▸ Task instructions
What is the number of lines in the entries that include the word "footer"? Respond with the number only.

■ ■ ■ ■ ■ ■ ■

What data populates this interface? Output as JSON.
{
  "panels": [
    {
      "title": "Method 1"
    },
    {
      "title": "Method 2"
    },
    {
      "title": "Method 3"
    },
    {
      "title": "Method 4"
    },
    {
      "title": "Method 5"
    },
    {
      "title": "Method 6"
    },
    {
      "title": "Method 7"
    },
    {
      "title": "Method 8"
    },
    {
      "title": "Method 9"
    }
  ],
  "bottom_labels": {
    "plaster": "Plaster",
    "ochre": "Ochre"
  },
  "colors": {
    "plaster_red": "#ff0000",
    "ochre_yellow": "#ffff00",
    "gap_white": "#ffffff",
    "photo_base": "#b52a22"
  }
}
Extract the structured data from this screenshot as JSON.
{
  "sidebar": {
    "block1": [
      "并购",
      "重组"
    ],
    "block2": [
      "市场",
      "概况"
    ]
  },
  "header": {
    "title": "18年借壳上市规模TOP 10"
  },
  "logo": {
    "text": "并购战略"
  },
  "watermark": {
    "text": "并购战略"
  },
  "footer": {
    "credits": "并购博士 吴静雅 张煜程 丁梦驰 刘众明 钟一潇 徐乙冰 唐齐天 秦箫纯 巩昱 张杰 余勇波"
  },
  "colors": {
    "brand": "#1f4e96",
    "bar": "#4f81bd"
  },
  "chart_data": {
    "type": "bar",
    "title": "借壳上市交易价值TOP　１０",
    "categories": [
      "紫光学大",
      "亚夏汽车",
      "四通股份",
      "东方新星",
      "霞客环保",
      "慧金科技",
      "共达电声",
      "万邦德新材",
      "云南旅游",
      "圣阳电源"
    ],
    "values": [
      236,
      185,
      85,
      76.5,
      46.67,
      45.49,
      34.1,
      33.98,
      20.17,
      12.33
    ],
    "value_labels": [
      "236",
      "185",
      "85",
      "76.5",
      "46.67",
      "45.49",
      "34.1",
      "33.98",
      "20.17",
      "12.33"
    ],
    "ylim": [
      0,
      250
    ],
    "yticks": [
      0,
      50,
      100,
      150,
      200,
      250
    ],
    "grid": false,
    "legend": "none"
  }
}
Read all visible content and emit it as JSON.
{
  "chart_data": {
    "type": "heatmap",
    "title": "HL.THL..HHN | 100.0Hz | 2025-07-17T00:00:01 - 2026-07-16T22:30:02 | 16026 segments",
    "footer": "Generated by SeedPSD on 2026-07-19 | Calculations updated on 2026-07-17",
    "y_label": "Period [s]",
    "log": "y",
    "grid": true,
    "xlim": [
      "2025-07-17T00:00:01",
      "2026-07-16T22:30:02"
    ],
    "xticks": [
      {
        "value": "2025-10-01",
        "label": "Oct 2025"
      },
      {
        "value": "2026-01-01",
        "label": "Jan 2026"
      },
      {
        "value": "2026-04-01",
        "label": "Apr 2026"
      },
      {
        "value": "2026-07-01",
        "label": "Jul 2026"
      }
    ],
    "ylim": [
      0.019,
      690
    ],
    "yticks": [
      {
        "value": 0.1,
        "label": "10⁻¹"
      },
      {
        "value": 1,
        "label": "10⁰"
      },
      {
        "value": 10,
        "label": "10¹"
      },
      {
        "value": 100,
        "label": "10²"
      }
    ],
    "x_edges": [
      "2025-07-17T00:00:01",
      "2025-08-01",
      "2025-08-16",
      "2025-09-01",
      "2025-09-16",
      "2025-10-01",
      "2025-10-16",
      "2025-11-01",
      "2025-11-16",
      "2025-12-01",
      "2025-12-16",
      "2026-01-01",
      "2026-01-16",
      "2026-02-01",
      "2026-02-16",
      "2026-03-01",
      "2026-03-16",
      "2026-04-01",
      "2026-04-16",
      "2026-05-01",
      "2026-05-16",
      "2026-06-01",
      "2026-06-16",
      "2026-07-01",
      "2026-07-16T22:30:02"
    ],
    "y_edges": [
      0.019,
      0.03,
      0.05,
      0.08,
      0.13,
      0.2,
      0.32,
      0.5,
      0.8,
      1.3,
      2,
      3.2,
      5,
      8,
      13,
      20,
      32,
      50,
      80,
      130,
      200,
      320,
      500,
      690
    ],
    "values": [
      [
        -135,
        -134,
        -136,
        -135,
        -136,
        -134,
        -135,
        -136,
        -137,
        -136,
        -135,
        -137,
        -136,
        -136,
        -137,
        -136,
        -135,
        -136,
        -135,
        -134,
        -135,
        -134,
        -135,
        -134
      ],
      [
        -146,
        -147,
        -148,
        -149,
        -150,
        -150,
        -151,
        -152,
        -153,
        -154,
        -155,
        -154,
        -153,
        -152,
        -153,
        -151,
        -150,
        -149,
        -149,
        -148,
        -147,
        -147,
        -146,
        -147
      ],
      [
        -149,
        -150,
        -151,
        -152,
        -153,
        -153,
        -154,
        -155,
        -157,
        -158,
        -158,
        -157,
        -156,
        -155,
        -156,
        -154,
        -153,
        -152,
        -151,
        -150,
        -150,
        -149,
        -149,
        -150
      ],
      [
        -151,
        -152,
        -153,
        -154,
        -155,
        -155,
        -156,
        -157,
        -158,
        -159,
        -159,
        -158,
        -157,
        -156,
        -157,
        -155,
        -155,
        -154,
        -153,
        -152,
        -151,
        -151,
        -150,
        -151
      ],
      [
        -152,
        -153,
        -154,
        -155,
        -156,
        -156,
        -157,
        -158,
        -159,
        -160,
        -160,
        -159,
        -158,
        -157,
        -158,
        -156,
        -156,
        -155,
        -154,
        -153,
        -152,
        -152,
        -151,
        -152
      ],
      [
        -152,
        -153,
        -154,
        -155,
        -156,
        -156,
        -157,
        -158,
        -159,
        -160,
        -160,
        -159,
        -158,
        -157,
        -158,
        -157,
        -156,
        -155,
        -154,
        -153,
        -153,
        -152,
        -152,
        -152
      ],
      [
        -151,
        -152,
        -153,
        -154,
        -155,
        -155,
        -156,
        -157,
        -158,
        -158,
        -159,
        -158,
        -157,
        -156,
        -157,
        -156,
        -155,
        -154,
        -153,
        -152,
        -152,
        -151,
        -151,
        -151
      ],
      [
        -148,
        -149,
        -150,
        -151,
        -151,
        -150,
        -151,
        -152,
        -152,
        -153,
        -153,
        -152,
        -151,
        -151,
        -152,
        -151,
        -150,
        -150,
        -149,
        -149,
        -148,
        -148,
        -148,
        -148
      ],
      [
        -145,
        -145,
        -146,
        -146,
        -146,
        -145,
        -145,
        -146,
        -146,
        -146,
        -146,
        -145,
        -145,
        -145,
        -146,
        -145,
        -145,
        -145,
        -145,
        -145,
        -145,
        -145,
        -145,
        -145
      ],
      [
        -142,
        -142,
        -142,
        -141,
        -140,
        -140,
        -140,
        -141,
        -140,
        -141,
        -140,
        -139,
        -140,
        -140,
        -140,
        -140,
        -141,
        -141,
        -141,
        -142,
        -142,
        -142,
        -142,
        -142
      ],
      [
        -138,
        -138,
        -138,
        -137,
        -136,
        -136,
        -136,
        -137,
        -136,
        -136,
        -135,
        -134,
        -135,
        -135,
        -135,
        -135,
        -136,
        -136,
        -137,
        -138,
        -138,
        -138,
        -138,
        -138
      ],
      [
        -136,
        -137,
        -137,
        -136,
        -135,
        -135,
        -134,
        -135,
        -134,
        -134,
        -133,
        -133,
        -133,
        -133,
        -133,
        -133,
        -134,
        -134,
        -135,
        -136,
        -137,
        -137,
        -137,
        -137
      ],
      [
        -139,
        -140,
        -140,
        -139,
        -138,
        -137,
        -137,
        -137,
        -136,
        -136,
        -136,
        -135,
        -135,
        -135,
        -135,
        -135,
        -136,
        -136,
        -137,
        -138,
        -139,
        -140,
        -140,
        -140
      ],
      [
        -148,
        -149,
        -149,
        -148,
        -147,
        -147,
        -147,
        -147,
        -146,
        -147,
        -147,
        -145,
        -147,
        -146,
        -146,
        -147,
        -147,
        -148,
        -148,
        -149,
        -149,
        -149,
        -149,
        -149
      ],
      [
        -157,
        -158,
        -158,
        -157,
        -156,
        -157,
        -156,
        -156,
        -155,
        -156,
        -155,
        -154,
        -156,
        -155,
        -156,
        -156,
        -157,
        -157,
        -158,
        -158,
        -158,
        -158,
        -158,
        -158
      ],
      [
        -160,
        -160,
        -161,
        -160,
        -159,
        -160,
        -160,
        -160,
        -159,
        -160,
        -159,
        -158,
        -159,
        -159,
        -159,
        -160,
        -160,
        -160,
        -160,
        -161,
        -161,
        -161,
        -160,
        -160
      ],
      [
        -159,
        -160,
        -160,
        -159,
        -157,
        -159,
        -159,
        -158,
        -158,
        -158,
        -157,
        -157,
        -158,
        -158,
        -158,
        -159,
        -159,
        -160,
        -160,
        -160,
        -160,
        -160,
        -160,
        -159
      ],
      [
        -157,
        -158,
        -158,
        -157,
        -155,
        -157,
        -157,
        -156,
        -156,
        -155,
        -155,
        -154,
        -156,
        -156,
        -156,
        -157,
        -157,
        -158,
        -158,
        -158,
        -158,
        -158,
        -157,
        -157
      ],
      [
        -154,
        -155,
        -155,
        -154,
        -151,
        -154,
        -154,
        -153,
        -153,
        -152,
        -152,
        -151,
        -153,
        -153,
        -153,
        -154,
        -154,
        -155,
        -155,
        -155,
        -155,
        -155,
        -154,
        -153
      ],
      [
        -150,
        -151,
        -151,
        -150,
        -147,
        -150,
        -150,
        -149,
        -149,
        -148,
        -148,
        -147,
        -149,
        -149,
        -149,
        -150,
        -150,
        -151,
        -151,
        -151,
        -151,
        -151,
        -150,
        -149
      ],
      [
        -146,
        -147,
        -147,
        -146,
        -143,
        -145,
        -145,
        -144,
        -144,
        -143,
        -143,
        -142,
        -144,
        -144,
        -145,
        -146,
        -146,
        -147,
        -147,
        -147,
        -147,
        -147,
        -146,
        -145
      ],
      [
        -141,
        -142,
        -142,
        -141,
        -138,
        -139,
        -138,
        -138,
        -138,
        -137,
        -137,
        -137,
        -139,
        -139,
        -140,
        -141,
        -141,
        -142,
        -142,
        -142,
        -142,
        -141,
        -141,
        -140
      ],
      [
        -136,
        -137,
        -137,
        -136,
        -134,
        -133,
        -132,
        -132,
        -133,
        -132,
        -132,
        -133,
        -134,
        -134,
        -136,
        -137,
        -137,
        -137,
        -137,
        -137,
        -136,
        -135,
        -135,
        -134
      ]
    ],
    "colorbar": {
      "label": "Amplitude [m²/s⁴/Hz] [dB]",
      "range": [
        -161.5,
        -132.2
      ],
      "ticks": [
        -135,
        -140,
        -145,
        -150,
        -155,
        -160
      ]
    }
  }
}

■ ■ ■ ■ ■ ■ ■

▸ Reply to the exercise
2